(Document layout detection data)
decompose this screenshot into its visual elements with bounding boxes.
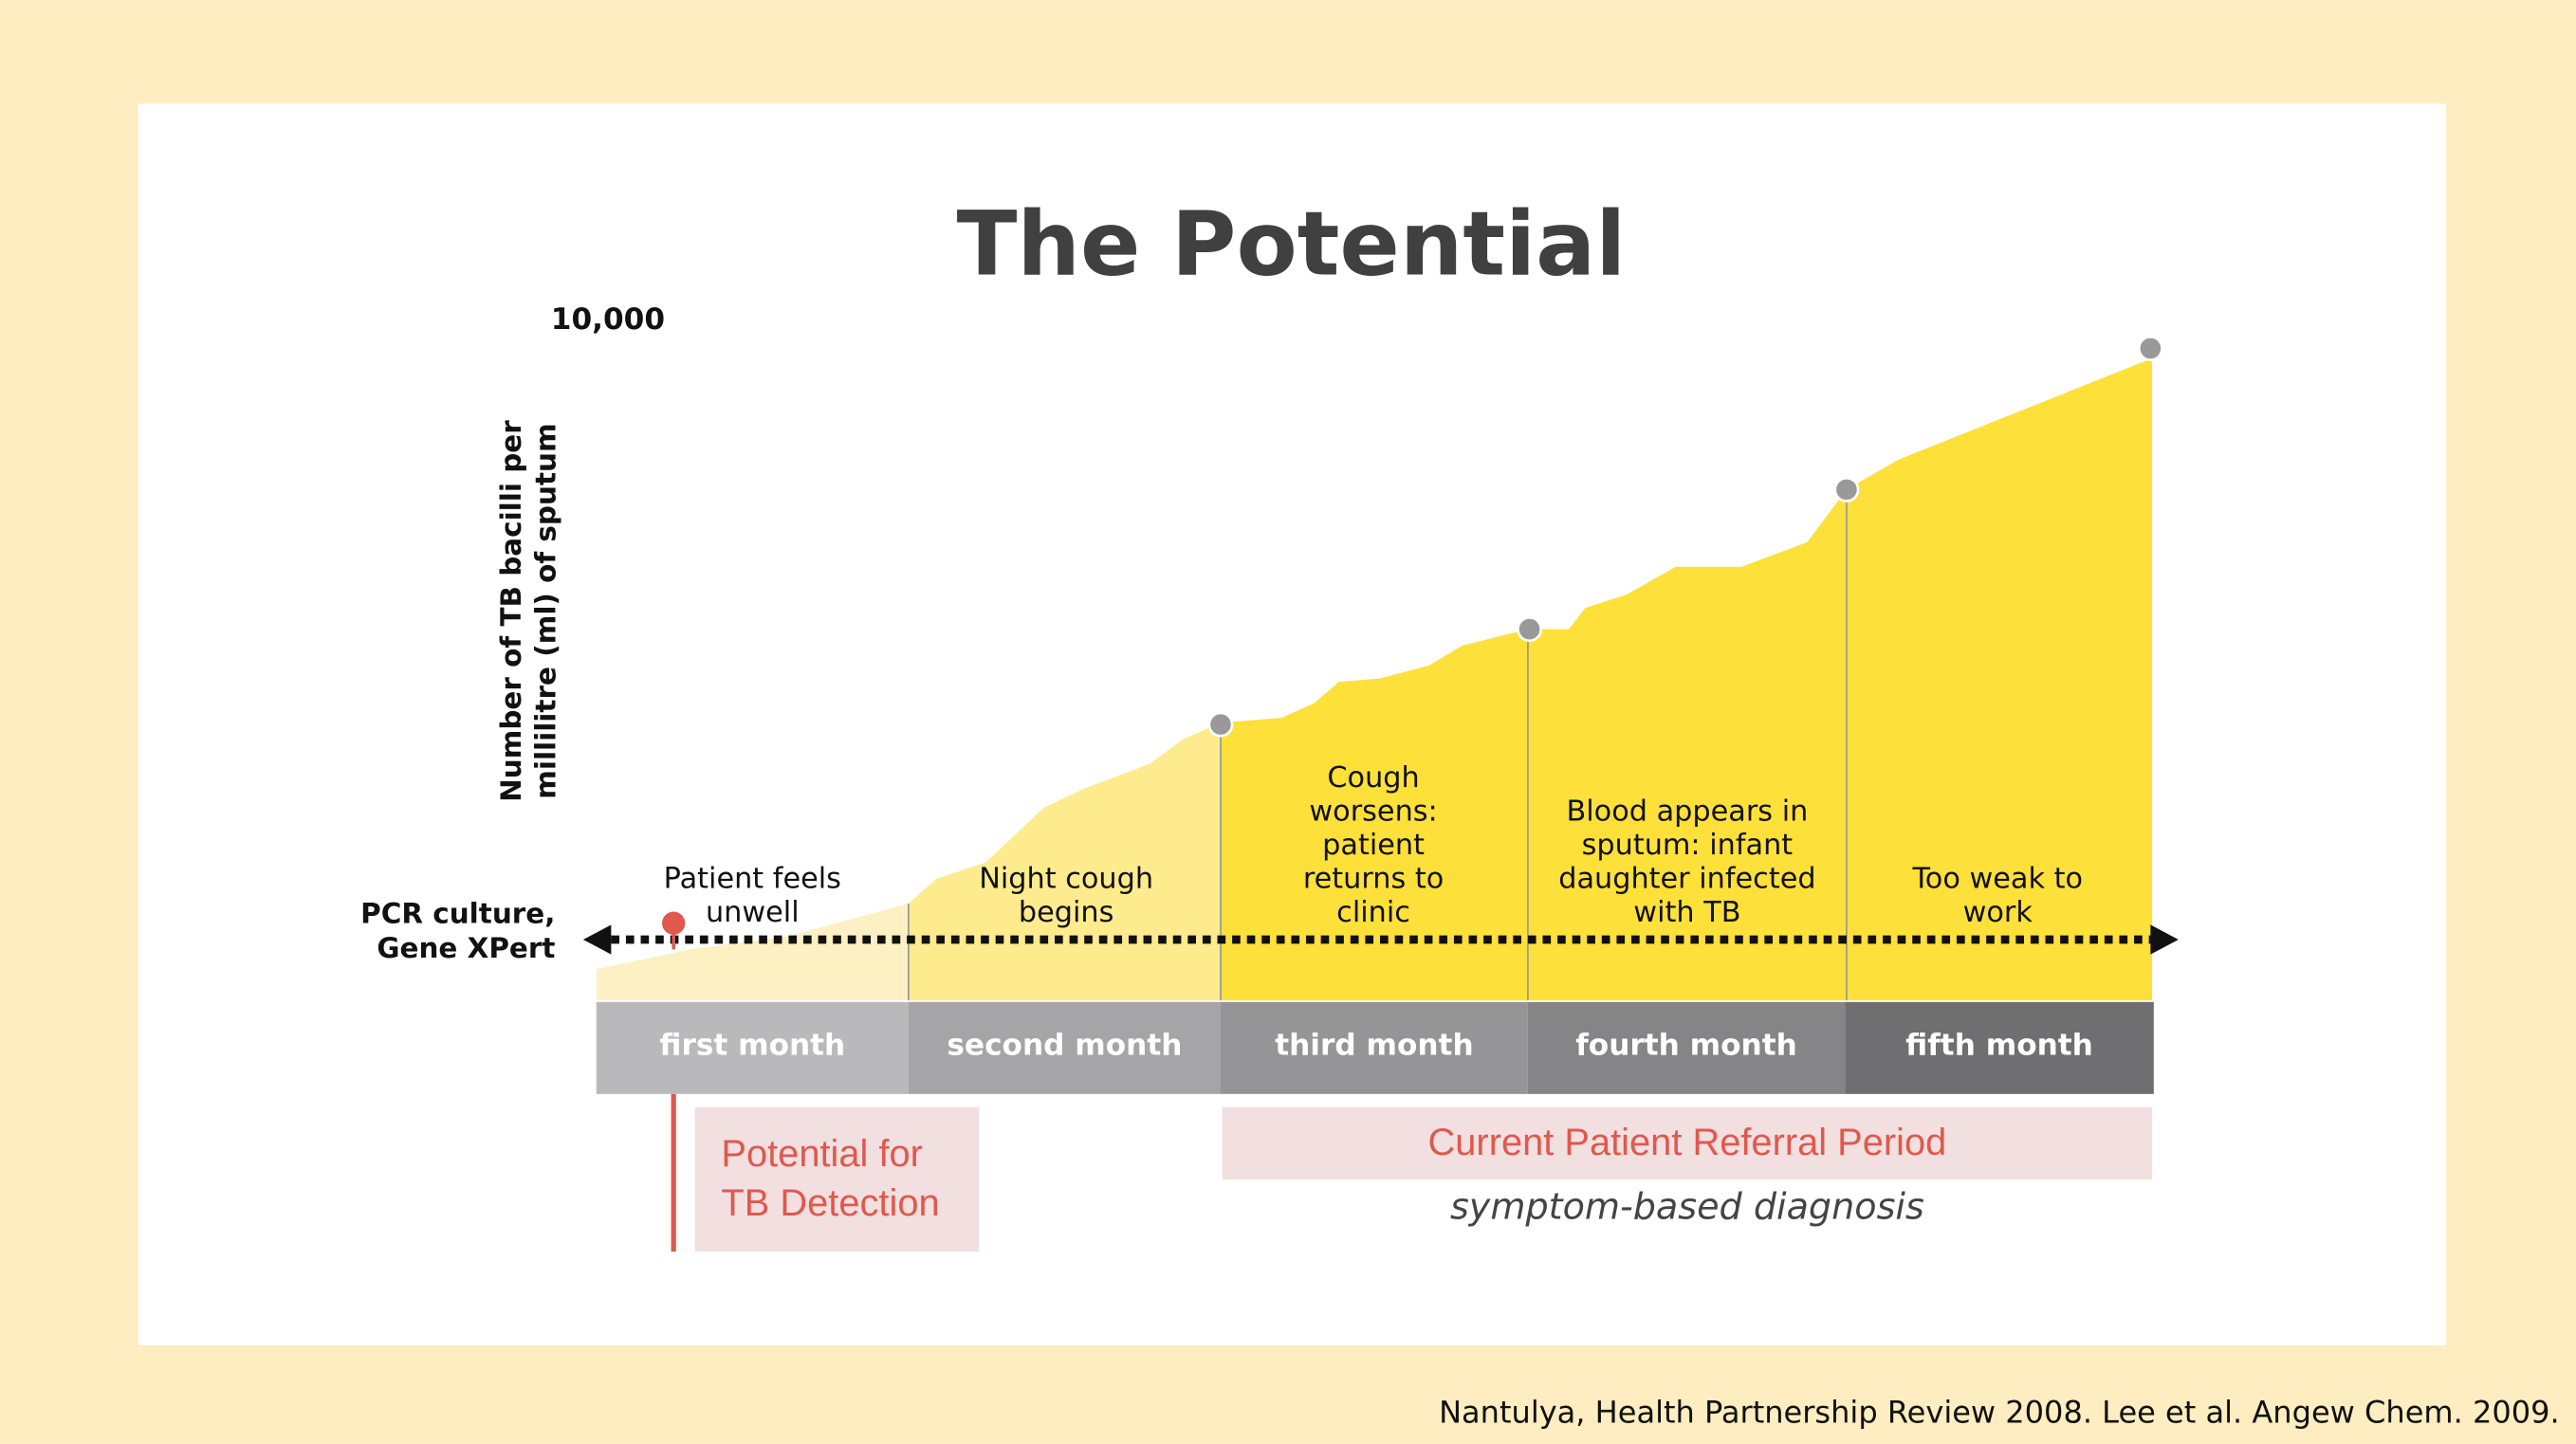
stage-text: clinic [1336,896,1410,929]
marker-dot [662,911,686,935]
area-segment [908,722,1221,1001]
detection-text: TB Detection [721,1182,939,1224]
referral-box [1222,1106,2153,1179]
milestone-dot [1833,476,1860,503]
month-label: second month [947,1029,1182,1063]
stage-text: work [1963,896,2033,929]
citation: Nantulya, Health Partnership Review 2008… [1439,1395,2560,1431]
area-segment [596,903,909,1001]
month-cell [1220,1001,1528,1094]
stage-text: unwell [706,896,800,929]
month-cell [1845,1001,2154,1094]
month-cell [1527,1001,1846,1094]
stage-text: Patient feels [664,862,841,895]
growth-area [596,357,2153,1001]
y-axis-label: millilitre (ml) of sputum [529,423,561,798]
stage-text: Too weak to [1911,862,2083,895]
stage-text: Night cough [979,862,1153,895]
detection-box [694,1106,980,1252]
title: The Potential [957,192,1627,296]
month-label: fifth month [1905,1029,2093,1063]
stage-text: Cough [1327,761,1419,795]
referral-note: symptom-based diagnosis [1450,1186,1924,1228]
test-label: Gene XPert [377,932,555,964]
area-segment [1220,357,2153,1001]
month-label: fourth month [1575,1029,1797,1063]
stage-text: patient [1322,829,1425,862]
y-top-label: 10,000 [551,302,665,337]
diagram-layer: first month second month third month fourth… [360,336,2179,1252]
test-label: PCR culture, [360,898,555,930]
arrow-head [2150,924,2179,955]
stage-text: Blood appears in [1566,795,1808,828]
stage-text: begins [1019,896,1114,929]
month-cell [596,1001,909,1094]
month-label: first month [659,1029,845,1063]
month-cell [908,1001,1221,1094]
arrow-head [582,924,612,955]
referral-label: Current Patient Referral Period [1428,1122,1947,1163]
stage-text: returns to [1303,862,1444,895]
stage-text: with TB [1633,896,1740,929]
stage-text: worsens: [1309,795,1437,828]
milestone-dot [1517,616,1543,643]
month-label: third month [1275,1029,1473,1063]
y-axis-label: Number of TB bacilli per [495,420,527,802]
stage-text: sputum: infant [1582,829,1794,862]
milestone-dot [1207,711,1234,738]
detection-text: Potential for [721,1133,923,1175]
milestone-dot [2137,336,2163,361]
stage-text: daughter infected [1558,862,1815,895]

▶ [What is needed]: Among the lines above, list those that contain the word "fourth".

▶ [Solution to this problem]:
month-label: fourth month [1575,1029,1797,1063]
diagram-layer: first month second month third month fourth… [360,336,2179,1252]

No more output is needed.